Please return the full listing below without altering anything.

**EXTRACTED RECORDS**:
++++

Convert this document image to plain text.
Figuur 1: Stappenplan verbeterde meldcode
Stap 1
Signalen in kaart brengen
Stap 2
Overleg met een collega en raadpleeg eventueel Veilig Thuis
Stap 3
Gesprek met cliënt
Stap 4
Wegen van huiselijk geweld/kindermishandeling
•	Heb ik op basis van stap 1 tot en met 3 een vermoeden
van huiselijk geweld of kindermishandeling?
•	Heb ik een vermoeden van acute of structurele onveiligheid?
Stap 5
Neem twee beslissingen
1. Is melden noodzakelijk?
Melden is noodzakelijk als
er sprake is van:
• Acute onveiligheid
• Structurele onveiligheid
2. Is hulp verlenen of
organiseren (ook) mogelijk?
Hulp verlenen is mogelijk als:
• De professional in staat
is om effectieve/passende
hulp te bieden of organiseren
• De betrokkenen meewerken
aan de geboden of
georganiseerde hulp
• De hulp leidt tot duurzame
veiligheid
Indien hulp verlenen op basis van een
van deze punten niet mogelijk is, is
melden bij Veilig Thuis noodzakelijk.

++++

**EXERCISE OUTPUT**:
Convert this document image to plain text.
Figuur 1: Stappenplan verbeterde meldcode
Stap 1
Signalen in kaart brengen
Stap 2
Overleg met een collega en raadpleeg eventueel Veilig Thuis
Stap 3
Gesprek met cliënt
Stap 4
Wegen van huiselijk geweld/kindermishandeling
•	Heb ik op basis van stap 1 tot en met 3 een vermoeden
van huiselijk geweld of kindermishandeling?
•	Heb ik een vermoeden van acute of structurele onveiligheid?
Stap 5
Neem twee beslissingen
1. Is melden noodzakelijk?
Melden is noodzakelijk als
er sprake is van:
• Acute onveiligheid
• Structurele onveiligheid
2. Is hulp verlenen of
organiseren (ook) mogelijk?
Hulp verlenen is mogelijk als:
• De professional in staat
is om effectieve/passende
hulp te bieden of organiseren
• De betrokkenen meewerken
aan de geboden of
georganiseerde hulp
• De hulp leidt tot duurzame
veiligheid
Indien hulp verlenen op basis van een
van deze punten niet mogelijk is, is
melden bij Veilig Thuis noodzakelijk.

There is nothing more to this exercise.